TASK DESCRIPTION » Find the lines holding "state" and copy them.

RECORDS TO USE »
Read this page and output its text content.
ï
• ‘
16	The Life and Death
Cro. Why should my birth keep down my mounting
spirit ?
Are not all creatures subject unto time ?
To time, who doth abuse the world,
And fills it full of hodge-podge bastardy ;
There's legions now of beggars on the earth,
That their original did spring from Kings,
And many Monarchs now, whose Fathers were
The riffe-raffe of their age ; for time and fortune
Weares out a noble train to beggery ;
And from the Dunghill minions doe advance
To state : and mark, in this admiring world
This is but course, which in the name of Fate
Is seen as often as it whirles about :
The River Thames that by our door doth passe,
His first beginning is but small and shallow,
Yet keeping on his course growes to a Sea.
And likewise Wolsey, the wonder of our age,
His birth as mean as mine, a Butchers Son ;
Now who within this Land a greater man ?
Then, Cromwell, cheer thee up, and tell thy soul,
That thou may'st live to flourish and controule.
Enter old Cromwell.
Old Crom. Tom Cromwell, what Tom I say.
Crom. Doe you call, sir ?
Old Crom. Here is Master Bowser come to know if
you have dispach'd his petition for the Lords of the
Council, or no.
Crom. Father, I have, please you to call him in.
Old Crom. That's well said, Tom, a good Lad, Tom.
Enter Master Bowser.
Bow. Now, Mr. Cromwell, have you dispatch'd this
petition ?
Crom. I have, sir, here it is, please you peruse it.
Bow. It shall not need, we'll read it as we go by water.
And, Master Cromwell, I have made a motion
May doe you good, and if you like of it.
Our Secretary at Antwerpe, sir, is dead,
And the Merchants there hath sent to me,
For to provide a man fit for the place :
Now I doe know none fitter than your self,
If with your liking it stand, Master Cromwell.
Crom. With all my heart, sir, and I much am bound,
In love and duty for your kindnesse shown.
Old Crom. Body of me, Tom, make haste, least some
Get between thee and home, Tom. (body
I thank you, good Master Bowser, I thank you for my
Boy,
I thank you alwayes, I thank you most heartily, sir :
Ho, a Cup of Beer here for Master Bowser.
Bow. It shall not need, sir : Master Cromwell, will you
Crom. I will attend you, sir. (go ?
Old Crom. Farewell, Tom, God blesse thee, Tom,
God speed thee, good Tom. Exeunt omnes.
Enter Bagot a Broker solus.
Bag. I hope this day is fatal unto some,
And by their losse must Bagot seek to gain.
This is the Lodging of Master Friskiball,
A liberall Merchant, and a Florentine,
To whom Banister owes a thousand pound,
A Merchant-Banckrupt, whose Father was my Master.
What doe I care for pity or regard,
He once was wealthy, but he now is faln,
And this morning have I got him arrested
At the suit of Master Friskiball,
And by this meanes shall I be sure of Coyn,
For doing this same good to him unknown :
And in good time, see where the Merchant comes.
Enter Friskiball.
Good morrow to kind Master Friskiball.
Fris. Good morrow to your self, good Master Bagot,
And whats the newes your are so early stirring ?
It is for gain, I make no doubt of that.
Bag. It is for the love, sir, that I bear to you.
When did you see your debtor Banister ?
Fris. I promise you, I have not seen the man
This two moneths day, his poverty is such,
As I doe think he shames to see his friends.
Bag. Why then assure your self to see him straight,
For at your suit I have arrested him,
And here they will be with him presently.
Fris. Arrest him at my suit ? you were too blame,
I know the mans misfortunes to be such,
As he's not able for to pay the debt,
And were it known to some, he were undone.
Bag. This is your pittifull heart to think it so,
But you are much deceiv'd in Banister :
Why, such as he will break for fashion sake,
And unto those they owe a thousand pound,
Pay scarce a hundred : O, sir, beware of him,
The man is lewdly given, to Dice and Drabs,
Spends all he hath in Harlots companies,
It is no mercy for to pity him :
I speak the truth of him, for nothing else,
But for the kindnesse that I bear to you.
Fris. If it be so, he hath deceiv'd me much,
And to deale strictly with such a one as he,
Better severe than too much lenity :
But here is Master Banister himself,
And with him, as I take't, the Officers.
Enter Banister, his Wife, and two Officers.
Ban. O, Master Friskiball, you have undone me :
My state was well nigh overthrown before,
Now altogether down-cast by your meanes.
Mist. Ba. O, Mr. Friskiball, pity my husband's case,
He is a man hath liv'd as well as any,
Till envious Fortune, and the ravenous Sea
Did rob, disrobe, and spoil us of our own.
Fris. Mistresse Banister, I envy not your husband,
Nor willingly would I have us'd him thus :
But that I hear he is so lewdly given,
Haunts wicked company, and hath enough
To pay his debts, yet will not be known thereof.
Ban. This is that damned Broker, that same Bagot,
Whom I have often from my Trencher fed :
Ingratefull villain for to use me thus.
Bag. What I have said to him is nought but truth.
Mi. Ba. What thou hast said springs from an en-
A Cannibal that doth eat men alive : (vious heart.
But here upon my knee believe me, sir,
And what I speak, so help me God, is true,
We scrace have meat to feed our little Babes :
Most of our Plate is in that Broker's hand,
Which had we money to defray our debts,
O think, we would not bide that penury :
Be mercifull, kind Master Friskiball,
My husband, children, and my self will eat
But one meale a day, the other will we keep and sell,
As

ANSWER FOR THE TASK »
To state : and mark, in this admiring world
My state was well nigh overthrown before,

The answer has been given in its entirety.